### WORK TO COMPLETE:
Return all entries word for word, but drop any images.

◆ ◆ ◆ ◆ ◆ ◆ ◆

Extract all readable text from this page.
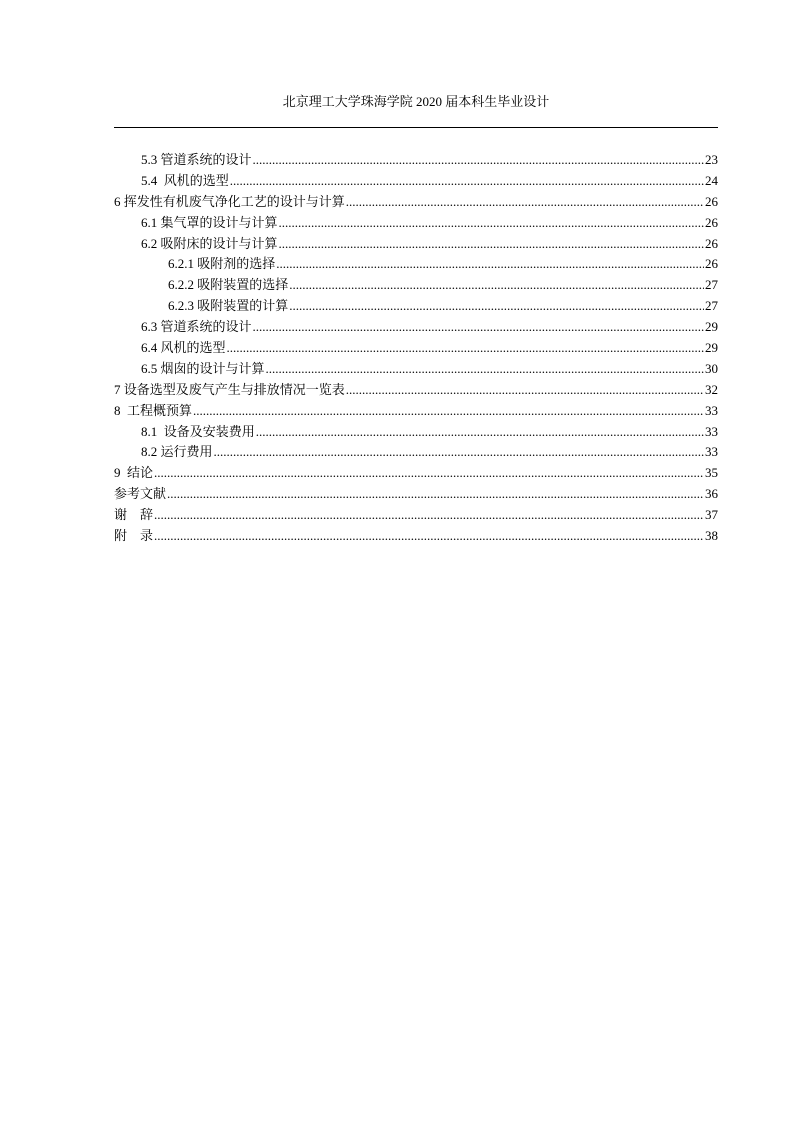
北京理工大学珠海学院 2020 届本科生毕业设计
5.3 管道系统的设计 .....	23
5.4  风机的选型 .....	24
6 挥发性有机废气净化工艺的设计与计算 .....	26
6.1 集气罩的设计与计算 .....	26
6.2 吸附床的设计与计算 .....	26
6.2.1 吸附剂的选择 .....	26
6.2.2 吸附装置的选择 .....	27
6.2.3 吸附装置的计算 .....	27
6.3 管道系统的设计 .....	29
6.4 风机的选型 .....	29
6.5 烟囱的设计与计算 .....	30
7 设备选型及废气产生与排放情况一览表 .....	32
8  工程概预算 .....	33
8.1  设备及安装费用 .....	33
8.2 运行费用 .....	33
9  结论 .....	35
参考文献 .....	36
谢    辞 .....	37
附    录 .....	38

◆ ◆ ◆ ◆ ◆ ◆ ◆

### WORKED ANSWER:
Extract all readable text from this page.
北京理工大学珠海学院 2020 届本科生毕业设计
5.3 管道系统的设计 .....	23
5.4  风机的选型 .....	24
6 挥发性有机废气净化工艺的设计与计算 .....	26
6.1 集气罩的设计与计算 .....	26
6.2 吸附床的设计与计算 .....	26
6.2.1 吸附剂的选择 .....	26
6.2.2 吸附装置的选择 .....	27
6.2.3 吸附装置的计算 .....	27
6.3 管道系统的设计 .....	29
6.4 风机的选型 .....	29
6.5 烟囱的设计与计算 .....	30
7 设备选型及废气产生与排放情况一览表 .....	32
8  工程概预算 .....	33
8.1  设备及安装费用 .....	33
8.2 运行费用 .....	33
9  结论 .....	35
参考文献 .....	36
谢    辞 .....	37
附    录 .....	38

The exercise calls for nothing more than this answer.